Task
How many lines in the records below contain the string "buttons"? Reply with the number only.

Listed entries
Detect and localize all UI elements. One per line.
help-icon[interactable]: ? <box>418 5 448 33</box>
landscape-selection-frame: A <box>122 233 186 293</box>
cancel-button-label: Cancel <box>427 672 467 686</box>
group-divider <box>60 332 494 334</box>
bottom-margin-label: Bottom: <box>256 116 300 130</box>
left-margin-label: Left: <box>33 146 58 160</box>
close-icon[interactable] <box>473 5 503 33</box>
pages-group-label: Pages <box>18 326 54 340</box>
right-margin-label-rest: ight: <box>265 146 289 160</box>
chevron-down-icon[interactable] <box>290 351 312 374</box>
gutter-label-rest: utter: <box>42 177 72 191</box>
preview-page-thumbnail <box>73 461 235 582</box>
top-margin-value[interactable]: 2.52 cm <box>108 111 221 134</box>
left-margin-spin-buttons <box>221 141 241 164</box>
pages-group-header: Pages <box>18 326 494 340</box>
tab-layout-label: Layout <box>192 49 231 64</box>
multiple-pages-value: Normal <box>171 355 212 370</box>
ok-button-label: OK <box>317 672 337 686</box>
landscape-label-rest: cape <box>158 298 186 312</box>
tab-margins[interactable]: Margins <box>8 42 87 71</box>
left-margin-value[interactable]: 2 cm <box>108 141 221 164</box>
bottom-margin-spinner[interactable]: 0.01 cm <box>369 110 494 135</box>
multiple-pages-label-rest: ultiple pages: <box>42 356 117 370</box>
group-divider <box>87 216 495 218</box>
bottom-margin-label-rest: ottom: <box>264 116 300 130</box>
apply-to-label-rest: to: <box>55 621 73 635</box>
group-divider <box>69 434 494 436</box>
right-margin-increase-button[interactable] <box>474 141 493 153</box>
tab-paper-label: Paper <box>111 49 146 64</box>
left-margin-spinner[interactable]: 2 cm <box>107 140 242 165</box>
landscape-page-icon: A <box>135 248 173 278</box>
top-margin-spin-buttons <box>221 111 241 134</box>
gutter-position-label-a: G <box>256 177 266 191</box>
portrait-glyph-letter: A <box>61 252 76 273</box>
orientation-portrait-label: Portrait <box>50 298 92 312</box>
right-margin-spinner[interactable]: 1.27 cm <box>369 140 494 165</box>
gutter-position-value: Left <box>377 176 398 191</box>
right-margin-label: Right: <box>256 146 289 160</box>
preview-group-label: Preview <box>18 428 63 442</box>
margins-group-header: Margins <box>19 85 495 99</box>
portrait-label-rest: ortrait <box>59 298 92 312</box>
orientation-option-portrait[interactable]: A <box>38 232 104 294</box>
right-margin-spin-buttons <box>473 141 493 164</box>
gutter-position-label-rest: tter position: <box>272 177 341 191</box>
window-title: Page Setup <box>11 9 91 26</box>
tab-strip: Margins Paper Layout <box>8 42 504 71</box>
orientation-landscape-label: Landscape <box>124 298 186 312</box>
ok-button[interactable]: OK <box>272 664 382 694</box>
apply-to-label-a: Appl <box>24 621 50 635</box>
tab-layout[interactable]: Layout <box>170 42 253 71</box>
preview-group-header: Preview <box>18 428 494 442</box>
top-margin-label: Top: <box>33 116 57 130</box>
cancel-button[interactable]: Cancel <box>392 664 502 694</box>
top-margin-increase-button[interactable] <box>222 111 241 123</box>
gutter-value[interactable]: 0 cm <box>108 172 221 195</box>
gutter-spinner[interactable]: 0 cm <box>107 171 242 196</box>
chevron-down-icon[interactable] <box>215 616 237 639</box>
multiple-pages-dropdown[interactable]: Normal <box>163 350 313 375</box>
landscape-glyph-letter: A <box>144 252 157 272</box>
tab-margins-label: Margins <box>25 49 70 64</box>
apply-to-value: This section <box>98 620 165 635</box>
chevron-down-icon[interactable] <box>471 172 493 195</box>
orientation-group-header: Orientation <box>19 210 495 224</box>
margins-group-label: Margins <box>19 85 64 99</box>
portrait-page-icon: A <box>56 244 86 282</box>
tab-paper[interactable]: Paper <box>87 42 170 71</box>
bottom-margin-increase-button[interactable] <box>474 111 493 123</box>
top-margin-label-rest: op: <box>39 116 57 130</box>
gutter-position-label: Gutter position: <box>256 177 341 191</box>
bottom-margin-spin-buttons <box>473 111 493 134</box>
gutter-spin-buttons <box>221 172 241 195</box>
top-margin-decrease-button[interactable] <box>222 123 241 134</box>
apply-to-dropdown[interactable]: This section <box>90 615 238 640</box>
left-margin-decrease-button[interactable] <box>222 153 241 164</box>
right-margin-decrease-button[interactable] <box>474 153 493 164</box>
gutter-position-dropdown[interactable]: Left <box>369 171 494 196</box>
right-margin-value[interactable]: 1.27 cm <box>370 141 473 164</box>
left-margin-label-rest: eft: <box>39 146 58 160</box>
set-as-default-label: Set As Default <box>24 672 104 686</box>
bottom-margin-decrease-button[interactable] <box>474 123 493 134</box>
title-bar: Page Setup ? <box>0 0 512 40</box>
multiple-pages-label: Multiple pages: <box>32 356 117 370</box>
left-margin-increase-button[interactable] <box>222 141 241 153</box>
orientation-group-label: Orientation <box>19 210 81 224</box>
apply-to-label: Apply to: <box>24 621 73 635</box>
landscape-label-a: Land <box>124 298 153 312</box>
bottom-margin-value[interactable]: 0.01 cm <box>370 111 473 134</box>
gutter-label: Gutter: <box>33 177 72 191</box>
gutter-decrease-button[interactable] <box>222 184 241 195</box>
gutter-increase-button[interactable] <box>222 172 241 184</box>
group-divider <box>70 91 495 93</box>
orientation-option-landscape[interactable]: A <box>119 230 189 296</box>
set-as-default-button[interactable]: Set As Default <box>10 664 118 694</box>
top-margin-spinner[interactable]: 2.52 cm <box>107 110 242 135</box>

Reply to the task
5